Begin Dataset entries

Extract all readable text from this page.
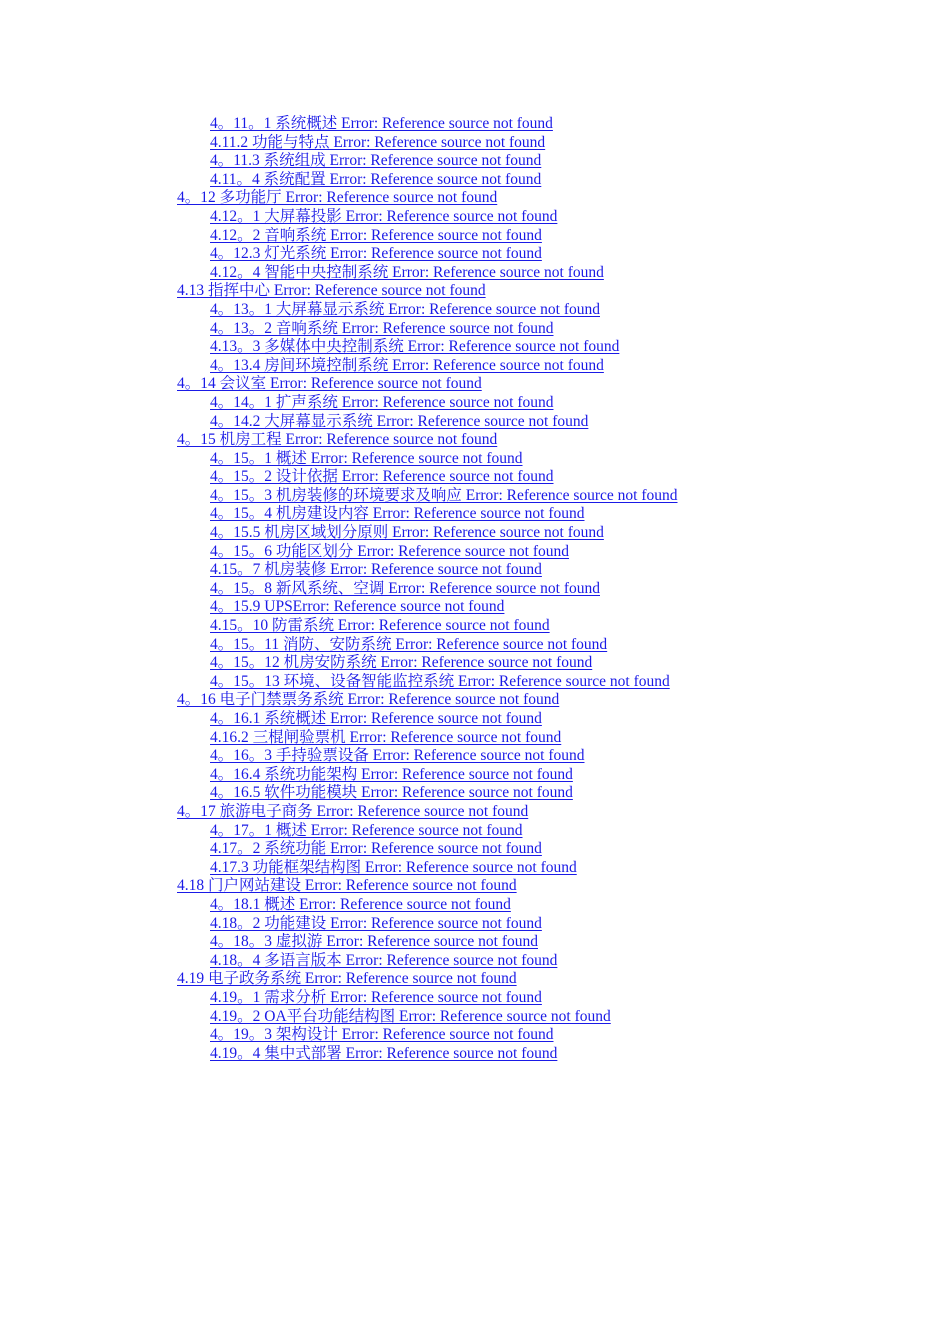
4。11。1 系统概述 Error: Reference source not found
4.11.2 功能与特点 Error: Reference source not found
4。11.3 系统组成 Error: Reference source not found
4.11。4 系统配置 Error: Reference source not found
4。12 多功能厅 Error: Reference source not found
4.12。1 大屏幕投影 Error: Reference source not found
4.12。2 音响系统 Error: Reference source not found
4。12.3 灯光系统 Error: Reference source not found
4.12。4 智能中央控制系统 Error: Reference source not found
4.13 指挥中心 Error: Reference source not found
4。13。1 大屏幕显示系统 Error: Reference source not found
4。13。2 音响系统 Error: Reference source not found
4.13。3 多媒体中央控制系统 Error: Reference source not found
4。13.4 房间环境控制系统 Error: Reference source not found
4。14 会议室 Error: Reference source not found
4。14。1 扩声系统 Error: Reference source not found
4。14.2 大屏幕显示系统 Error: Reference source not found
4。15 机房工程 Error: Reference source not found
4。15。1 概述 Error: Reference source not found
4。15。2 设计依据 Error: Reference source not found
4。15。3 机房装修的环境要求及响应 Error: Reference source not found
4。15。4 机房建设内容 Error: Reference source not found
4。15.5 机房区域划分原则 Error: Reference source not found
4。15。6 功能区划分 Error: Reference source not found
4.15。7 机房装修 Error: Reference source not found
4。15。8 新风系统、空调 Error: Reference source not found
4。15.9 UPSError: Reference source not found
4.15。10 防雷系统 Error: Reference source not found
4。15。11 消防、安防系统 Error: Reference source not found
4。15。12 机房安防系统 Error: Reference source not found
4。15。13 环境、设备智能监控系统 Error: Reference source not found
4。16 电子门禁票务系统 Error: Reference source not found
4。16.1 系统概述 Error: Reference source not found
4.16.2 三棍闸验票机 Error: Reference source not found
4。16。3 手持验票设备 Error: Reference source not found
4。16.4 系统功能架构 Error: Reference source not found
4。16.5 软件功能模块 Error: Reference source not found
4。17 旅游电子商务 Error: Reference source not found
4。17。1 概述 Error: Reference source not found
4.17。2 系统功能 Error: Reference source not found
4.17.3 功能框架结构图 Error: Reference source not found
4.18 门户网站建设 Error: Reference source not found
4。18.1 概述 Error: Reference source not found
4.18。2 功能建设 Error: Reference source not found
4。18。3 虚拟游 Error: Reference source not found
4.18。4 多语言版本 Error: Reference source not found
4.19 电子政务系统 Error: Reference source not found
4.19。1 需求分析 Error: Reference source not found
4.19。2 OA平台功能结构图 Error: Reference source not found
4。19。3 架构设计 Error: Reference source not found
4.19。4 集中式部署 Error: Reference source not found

End Dataset entries

* [What you need to do] Copy the whole listing above word for word but do not carry over the pictures.

* [Completed task]
Extract all readable text from this page.
4。11。1 系统概述 Error: Reference source not found
4.11.2 功能与特点 Error: Reference source not found
4。11.3 系统组成 Error: Reference source not found
4.11。4 系统配置 Error: Reference source not found
4。12 多功能厅 Error: Reference source not found
4.12。1 大屏幕投影 Error: Reference source not found
4.12。2 音响系统 Error: Reference source not found
4。12.3 灯光系统 Error: Reference source not found
4.12。4 智能中央控制系统 Error: Reference source not found
4.13 指挥中心 Error: Reference source not found
4。13。1 大屏幕显示系统 Error: Reference source not found
4。13。2 音响系统 Error: Reference source not found
4.13。3 多媒体中央控制系统 Error: Reference source not found
4。13.4 房间环境控制系统 Error: Reference source not found
4。14 会议室 Error: Reference source not found
4。14。1 扩声系统 Error: Reference source not found
4。14.2 大屏幕显示系统 Error: Reference source not found
4。15 机房工程 Error: Reference source not found
4。15。1 概述 Error: Reference source not found
4。15。2 设计依据 Error: Reference source not found
4。15。3 机房装修的环境要求及响应 Error: Reference source not found
4。15。4 机房建设内容 Error: Reference source not found
4。15.5 机房区域划分原则 Error: Reference source not found
4。15。6 功能区划分 Error: Reference source not found
4.15。7 机房装修 Error: Reference source not found
4。15。8 新风系统、空调 Error: Reference source not found
4。15.9 UPSError: Reference source not found
4.15。10 防雷系统 Error: Reference source not found
4。15。11 消防、安防系统 Error: Reference source not found
4。15。12 机房安防系统 Error: Reference source not found
4。15。13 环境、设备智能监控系统 Error: Reference source not found
4。16 电子门禁票务系统 Error: Reference source not found
4。16.1 系统概述 Error: Reference source not found
4.16.2 三棍闸验票机 Error: Reference source not found
4。16。3 手持验票设备 Error: Reference source not found
4。16.4 系统功能架构 Error: Reference source not found
4。16.5 软件功能模块 Error: Reference source not found
4。17 旅游电子商务 Error: Reference source not found
4。17。1 概述 Error: Reference source not found
4.17。2 系统功能 Error: Reference source not found
4.17.3 功能框架结构图 Error: Reference source not found
4.18 门户网站建设 Error: Reference source not found
4。18.1 概述 Error: Reference source not found
4.18。2 功能建设 Error: Reference source not found
4。18。3 虚拟游 Error: Reference source not found
4.18。4 多语言版本 Error: Reference source not found
4.19 电子政务系统 Error: Reference source not found
4.19。1 需求分析 Error: Reference source not found
4.19。2 OA平台功能结构图 Error: Reference source not found
4。19。3 架构设计 Error: Reference source not found
4.19。4 集中式部署 Error: Reference source not found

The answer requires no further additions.